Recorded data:
* start *

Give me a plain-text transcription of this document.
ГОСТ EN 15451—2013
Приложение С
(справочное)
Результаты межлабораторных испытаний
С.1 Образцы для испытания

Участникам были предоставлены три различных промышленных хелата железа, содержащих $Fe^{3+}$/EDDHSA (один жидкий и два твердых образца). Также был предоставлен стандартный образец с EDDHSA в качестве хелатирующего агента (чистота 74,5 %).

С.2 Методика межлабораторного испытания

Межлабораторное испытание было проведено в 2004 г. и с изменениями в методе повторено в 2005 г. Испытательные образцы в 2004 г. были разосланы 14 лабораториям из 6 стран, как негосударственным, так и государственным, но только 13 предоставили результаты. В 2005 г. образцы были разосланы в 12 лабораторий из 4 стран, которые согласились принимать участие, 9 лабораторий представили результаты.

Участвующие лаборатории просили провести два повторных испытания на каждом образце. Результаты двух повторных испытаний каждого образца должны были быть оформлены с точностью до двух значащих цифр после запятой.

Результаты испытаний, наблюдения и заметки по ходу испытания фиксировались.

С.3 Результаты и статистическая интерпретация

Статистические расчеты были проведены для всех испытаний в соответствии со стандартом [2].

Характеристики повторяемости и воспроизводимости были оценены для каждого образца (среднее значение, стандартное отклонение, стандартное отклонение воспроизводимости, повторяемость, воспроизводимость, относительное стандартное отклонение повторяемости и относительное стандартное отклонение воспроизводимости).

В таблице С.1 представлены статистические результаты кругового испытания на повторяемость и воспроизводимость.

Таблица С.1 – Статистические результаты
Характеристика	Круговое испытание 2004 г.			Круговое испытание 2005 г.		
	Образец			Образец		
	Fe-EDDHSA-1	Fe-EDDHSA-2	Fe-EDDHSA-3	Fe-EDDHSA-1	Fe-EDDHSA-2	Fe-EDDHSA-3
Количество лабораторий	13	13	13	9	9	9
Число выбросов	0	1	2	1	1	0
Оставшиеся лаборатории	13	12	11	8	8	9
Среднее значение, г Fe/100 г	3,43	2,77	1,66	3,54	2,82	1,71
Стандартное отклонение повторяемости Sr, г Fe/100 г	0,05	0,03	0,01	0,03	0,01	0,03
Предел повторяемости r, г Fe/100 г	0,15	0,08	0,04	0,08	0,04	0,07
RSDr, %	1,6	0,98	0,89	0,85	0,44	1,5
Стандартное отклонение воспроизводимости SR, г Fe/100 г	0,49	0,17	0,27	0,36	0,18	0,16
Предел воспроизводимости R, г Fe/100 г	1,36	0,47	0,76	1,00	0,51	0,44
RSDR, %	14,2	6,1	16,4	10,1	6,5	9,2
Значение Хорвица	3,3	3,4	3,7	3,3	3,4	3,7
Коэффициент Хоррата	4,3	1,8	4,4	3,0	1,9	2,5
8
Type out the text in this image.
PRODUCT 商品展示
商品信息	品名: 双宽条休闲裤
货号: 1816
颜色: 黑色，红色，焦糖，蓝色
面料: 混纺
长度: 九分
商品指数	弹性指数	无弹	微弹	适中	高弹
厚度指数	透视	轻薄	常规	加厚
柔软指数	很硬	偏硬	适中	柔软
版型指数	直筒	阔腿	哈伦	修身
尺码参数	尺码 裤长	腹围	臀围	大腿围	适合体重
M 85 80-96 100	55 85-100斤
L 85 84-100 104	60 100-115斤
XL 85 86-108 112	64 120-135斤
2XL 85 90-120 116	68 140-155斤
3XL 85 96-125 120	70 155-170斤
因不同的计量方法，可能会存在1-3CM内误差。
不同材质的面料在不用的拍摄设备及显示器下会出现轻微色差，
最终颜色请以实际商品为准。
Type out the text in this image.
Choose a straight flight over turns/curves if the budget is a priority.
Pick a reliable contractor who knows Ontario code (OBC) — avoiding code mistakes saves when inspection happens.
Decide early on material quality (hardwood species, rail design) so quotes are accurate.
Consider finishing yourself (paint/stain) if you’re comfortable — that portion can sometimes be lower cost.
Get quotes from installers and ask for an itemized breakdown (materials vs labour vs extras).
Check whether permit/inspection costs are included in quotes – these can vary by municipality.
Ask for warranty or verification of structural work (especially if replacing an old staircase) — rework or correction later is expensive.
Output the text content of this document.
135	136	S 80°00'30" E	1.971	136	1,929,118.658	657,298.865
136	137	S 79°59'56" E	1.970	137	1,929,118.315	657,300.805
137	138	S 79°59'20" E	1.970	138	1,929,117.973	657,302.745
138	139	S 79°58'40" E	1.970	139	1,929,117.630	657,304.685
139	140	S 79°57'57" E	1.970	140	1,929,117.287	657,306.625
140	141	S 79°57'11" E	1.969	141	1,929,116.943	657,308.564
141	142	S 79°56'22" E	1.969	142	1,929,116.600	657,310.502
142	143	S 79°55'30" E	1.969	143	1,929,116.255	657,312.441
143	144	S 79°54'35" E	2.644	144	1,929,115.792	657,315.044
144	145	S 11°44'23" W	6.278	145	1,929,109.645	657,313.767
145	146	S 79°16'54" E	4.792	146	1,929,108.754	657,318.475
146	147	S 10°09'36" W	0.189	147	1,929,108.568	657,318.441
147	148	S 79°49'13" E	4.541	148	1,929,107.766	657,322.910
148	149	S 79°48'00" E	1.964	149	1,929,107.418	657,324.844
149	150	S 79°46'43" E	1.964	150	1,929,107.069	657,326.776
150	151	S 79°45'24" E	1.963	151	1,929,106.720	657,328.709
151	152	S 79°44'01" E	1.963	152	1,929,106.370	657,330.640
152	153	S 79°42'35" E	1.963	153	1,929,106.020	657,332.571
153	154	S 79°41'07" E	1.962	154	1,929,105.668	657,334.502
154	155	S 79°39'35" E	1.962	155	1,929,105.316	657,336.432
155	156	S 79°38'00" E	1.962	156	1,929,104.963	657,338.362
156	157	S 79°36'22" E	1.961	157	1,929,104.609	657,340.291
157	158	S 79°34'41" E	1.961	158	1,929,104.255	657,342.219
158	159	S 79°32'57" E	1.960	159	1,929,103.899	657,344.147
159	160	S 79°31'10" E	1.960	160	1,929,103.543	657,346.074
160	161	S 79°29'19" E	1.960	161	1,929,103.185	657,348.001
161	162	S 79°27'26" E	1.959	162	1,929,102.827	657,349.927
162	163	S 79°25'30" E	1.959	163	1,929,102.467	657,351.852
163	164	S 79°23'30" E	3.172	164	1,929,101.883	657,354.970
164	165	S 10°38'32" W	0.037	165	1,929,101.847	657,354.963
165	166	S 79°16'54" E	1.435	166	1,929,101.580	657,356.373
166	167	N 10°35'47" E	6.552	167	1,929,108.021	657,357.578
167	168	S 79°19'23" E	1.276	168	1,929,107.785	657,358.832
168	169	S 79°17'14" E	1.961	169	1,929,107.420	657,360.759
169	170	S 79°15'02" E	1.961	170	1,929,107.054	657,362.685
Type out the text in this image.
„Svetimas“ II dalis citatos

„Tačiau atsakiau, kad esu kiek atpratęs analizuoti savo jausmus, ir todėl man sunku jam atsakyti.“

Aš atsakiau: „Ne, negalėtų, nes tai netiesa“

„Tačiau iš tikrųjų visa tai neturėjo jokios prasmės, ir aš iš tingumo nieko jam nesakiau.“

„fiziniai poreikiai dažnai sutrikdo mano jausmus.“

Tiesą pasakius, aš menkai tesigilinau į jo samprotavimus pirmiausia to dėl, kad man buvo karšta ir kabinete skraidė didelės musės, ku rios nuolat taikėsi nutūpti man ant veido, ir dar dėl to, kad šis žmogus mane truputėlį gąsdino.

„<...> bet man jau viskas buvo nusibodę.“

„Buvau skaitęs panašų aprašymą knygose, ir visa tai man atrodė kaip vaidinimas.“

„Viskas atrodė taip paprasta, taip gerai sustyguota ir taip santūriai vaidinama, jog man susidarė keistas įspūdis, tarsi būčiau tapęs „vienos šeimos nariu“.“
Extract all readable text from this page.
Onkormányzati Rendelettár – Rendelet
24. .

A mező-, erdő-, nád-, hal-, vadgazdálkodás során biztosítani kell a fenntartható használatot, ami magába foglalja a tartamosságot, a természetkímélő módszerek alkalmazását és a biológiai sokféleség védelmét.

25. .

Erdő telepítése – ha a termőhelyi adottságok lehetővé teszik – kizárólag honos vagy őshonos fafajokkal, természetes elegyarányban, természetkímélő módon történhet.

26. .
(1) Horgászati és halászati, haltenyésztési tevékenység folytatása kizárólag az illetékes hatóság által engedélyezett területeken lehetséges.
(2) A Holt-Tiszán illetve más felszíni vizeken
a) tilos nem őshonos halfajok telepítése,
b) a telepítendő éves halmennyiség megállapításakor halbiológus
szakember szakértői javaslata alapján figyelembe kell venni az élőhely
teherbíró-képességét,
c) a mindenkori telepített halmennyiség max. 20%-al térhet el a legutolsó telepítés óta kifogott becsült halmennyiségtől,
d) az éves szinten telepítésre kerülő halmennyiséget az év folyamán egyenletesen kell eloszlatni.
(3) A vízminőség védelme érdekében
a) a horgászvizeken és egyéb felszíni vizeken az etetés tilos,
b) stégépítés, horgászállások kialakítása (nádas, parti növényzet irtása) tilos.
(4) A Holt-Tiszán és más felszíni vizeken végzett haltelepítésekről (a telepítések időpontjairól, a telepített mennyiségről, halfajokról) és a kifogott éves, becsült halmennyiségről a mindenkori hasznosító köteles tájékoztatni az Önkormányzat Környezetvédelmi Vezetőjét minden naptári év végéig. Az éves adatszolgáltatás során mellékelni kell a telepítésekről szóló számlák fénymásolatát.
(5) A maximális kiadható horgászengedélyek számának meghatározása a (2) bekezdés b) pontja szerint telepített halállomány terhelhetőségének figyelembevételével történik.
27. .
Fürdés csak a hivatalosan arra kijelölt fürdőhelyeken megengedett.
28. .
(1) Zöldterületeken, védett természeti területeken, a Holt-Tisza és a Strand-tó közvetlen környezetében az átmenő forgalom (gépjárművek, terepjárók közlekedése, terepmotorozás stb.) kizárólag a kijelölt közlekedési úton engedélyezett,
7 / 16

* end *

Written exercise – Find each line holding the word "atrodė" and copy it.

Solution for this exercise –
„Buvau skaitęs panašų aprašymą knygose, ir visa tai man atrodė kaip vaidinimas.“
„Viskas atrodė taip paprasta, taip gerai sustyguota ir taip santūriai vaidinama, jog man susidarė keistas įspūdis, tarsi būčiau tapęs „vienos šeimos nariu“.“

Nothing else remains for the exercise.